> **EXERCISE INSTRUCTIONS**
Only a number is wanted: how many lines in these records contain the word "俗稱普拿疼"?

-- Begin EXTRACTED RECORDS --

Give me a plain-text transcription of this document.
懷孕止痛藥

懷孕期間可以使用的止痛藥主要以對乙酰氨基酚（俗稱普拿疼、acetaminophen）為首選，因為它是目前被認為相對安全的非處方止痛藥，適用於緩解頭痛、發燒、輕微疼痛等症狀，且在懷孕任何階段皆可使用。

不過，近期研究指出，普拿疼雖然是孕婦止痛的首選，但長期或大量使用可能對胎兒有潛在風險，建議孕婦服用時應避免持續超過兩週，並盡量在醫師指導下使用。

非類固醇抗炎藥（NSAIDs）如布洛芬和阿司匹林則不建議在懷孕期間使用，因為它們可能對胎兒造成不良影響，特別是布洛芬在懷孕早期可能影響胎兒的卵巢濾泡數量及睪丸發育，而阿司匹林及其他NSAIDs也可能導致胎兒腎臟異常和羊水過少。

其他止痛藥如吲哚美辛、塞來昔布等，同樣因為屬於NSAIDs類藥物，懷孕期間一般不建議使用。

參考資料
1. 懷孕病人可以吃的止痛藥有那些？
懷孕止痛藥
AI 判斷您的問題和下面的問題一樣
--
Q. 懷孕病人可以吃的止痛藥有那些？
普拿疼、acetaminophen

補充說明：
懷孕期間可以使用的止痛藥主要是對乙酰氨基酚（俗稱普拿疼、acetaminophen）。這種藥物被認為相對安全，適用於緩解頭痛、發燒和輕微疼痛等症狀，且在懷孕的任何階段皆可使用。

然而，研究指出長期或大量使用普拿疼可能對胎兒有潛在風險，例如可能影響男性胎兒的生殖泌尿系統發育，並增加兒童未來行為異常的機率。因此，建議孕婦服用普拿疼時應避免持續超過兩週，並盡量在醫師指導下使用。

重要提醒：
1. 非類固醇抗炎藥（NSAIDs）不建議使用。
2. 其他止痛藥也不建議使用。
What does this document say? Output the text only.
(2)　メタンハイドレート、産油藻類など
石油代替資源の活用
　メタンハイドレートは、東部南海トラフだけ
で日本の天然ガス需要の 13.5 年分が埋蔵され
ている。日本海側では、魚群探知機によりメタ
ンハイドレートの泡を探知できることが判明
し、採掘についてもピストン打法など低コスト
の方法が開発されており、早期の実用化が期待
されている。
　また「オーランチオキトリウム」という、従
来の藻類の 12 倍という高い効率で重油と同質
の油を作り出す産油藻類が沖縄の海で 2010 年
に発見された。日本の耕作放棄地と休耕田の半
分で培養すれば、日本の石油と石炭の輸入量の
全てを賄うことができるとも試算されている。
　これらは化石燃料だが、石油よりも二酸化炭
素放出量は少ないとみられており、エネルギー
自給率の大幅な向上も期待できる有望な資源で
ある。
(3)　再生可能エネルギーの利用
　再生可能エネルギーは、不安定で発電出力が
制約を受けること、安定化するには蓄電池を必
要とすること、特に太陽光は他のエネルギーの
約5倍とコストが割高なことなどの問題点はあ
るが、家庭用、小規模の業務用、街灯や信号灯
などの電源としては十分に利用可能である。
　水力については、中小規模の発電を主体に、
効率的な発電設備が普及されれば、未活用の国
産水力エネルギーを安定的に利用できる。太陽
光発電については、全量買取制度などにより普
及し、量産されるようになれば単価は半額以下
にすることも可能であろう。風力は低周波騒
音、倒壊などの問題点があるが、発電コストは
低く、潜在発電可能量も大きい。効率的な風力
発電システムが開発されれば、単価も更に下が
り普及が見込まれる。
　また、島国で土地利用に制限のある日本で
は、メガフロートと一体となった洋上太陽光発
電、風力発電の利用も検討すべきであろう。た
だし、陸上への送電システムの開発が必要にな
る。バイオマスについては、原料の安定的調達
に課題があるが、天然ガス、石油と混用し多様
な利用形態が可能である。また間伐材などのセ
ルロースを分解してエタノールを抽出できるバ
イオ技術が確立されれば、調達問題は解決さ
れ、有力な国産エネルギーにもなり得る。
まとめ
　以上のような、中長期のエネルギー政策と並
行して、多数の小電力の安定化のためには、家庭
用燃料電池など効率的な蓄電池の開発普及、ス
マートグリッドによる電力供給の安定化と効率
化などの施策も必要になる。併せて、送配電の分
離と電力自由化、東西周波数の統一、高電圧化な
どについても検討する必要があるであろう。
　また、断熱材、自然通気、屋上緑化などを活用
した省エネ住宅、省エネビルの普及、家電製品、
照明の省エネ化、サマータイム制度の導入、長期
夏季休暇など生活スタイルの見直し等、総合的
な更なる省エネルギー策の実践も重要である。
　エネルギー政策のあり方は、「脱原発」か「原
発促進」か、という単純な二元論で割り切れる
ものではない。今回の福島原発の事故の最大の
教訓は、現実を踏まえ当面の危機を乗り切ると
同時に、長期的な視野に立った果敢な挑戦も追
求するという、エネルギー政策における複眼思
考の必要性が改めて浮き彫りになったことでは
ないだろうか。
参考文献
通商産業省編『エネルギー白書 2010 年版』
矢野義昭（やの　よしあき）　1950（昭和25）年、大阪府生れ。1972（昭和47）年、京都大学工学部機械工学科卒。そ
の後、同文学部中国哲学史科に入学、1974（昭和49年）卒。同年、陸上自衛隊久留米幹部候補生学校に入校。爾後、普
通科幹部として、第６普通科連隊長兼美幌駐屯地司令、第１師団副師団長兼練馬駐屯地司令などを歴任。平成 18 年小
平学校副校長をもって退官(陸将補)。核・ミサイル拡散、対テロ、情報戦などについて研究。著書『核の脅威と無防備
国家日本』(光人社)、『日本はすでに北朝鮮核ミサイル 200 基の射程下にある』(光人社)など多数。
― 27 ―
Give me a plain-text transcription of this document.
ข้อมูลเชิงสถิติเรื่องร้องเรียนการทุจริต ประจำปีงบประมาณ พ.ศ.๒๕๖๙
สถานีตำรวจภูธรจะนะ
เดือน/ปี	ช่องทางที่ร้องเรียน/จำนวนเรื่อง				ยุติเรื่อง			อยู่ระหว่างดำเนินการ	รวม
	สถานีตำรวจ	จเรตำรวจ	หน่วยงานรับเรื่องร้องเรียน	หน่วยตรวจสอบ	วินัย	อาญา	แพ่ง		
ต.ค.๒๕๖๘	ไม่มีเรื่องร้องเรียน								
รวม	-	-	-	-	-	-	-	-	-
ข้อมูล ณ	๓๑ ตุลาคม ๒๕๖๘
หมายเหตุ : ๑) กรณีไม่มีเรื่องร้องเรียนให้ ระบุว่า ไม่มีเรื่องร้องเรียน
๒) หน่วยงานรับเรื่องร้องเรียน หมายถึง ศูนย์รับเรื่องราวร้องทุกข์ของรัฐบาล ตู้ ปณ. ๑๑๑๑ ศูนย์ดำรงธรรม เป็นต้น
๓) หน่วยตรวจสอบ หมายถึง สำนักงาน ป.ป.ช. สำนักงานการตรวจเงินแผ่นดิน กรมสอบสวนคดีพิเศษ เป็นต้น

-- End EXTRACTED RECORDS --

> **OUTPUT FOR THIS EXERCISE**
2